**STORED DATA:**
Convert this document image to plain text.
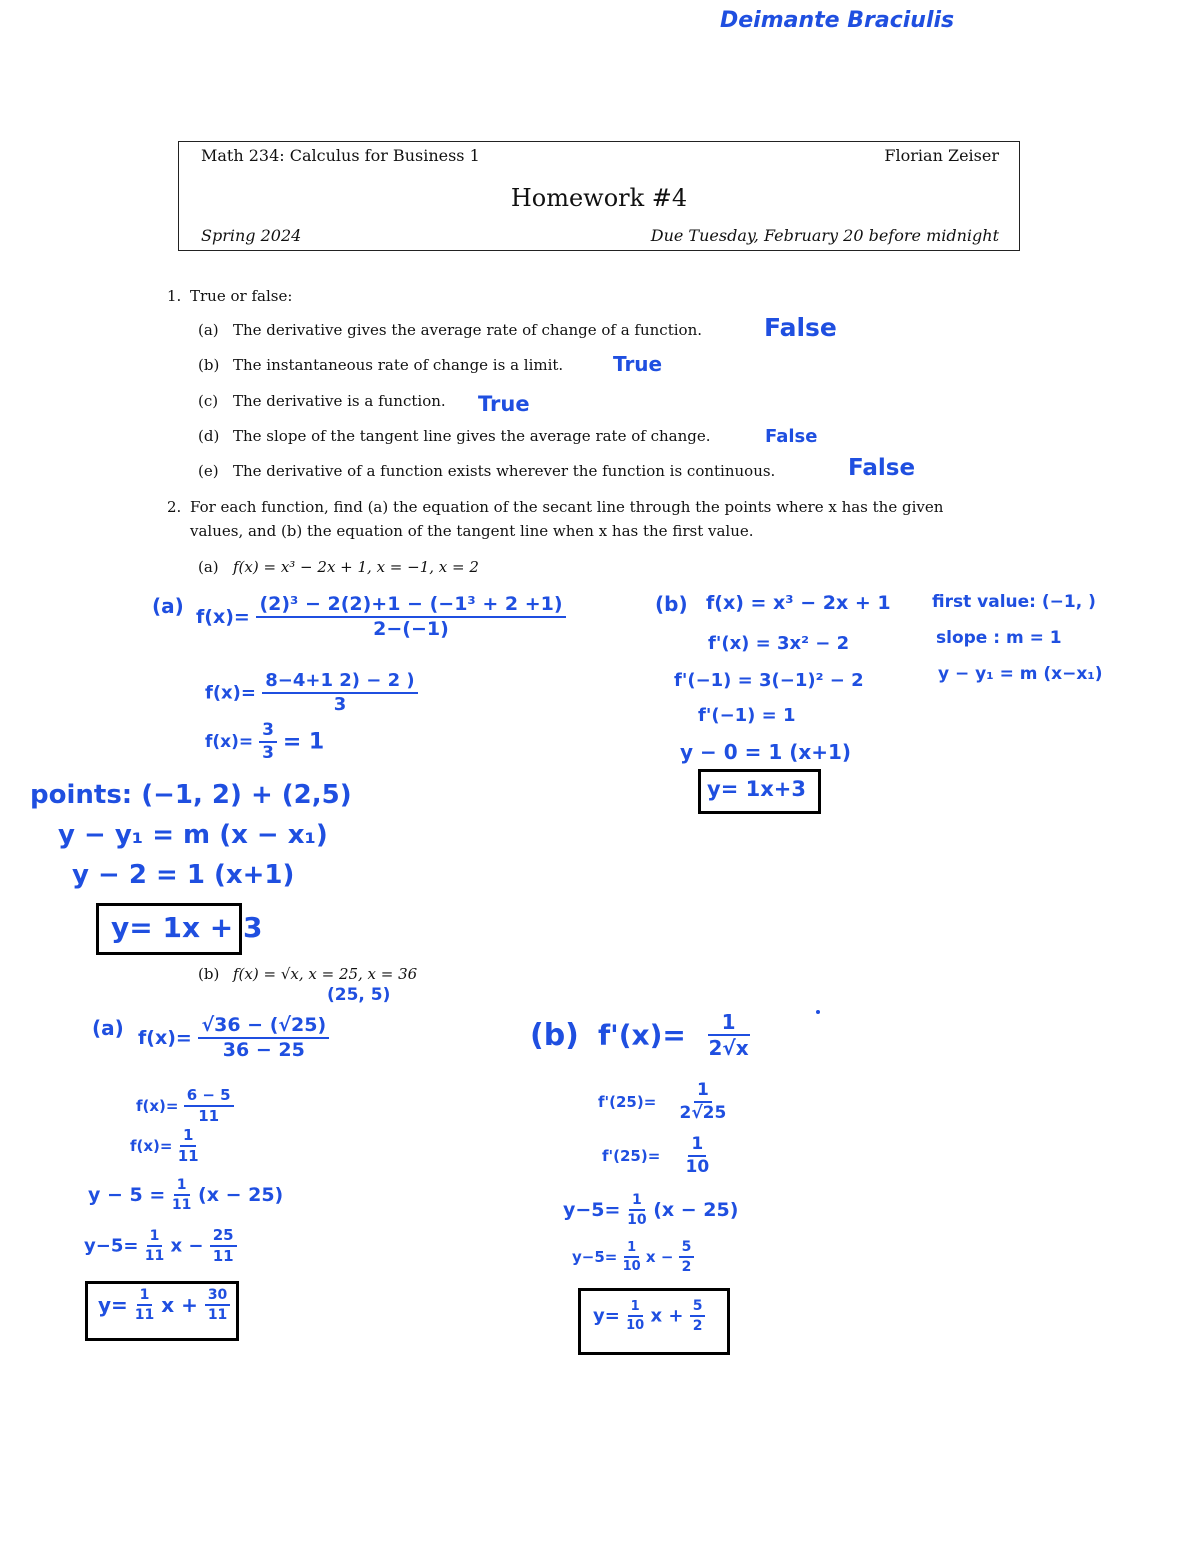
Deimante Braciulis
Math 234: Calculus for Business 1	Florian Zeiser
Homework #4
Spring 2024	Due Tuesday, February 20 before midnight
1. True or false:
(a) The derivative gives the average rate of change of a function. False
(b) The instantaneous rate of change is a limit. True
(c) The derivative is a function. True
(d) The slope of the tangent line gives the average rate of change.	False
(e) The derivative of a function exists wherever the function is continuous.	False
2. For each function, find (a) the equation of the secant line through the points where x has the given
values, and (b) the equation of the tangent line when x has the first value.
(a) f(x) = x³ − 2x + 1, x = −1, x = 2
(a) $f(x)= \frac{\text{(2)³ − 2(2)+1 − (−1³ + 2 +1)}}{2-(-1)}$
$f(x)= \frac{8-4+1 2) - 2 )}{3}$
$f(x)= \frac{3}{3} = 1$
points: (−1, 2) + (2,5)
y − y₁ = m (x − x₁)
y − 2 = 1 (x+1)
y= 1x + 3
(b) f(x) = x³ − 2x + 1
f'(x) = 3x² − 2
f'(−1) = 3(−1)² − 2
f'(−1) = 1
y − 0 = 1 (x+1)
y= 1x+3
first value: (−1, )
slope : m = 1
y − y₁ = m (x−x₁)
(b) f(x) = √x, x = 25, x = 36
(25, 5)
(a) $f(x)= \frac{√36 - (√25)}{36 - 25}$
$f(x)= \frac{6 - 5}{11}$
$f(x)= \frac{1}{11}$
$y - 5 = \frac{1}{11} (x - 25)$
$y-5= \frac{1}{11}$ $x - \frac{25}{11}$
$y= \frac{1}{11}$ $x + \frac{30}{11}$
(b) $f'(x)= \frac{1}{2√x}$
$f'(25)= \frac{1}{2√25}$
$f'(25)= \frac{1}{10}$
$y-5= \frac{1}{10} (x - 25)$
$y-5= \frac{1}{10}$ $x - \frac{5}{2}$
$y= \frac{1}{10}$ $x + \frac{5}{2}$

**TASK OBJECTIVE:** Leave out the pictures and copy the rest of the material above exactly.

**RESULT OF THIS EXERCISE:**
Convert this document image to plain text.
Deimante Braciulis
Math 234: Calculus for Business 1	Florian Zeiser
Homework #4
Spring 2024	Due Tuesday, February 20 before midnight
1. True or false:
(a) The derivative gives the average rate of change of a function. False
(b) The instantaneous rate of change is a limit. True
(c) The derivative is a function. True
(d) The slope of the tangent line gives the average rate of change.	False
(e) The derivative of a function exists wherever the function is continuous.	False
2. For each function, find (a) the equation of the secant line through the points where x has the given
values, and (b) the equation of the tangent line when x has the first value.
(a) f(x) = x³ − 2x + 1, x = −1, x = 2
(a) $f(x)= \frac{\text{(2)³ − 2(2)+1 − (−1³ + 2 +1)}}{2-(-1)}$
$f(x)= \frac{8-4+1 2) - 2 )}{3}$
$f(x)= \frac{3}{3} = 1$
points: (−1, 2) + (2,5)
y − y₁ = m (x − x₁)
y − 2 = 1 (x+1)
y= 1x + 3
(b) f(x) = x³ − 2x + 1
f'(x) = 3x² − 2
f'(−1) = 3(−1)² − 2
f'(−1) = 1
y − 0 = 1 (x+1)
y= 1x+3
first value: (−1, )
slope : m = 1
y − y₁ = m (x−x₁)
(b) f(x) = √x, x = 25, x = 36
(25, 5)
(a) $f(x)= \frac{√36 - (√25)}{36 - 25}$
$f(x)= \frac{6 - 5}{11}$
$f(x)= \frac{1}{11}$
$y - 5 = \frac{1}{11} (x - 25)$
$y-5= \frac{1}{11}$ $x - \frac{25}{11}$
$y= \frac{1}{11}$ $x + \frac{30}{11}$
(b) $f'(x)= \frac{1}{2√x}$
$f'(25)= \frac{1}{2√25}$
$f'(25)= \frac{1}{10}$
$y-5= \frac{1}{10} (x - 25)$
$y-5= \frac{1}{10}$ $x - \frac{5}{2}$
$y= \frac{1}{10}$ $x + \frac{5}{2}$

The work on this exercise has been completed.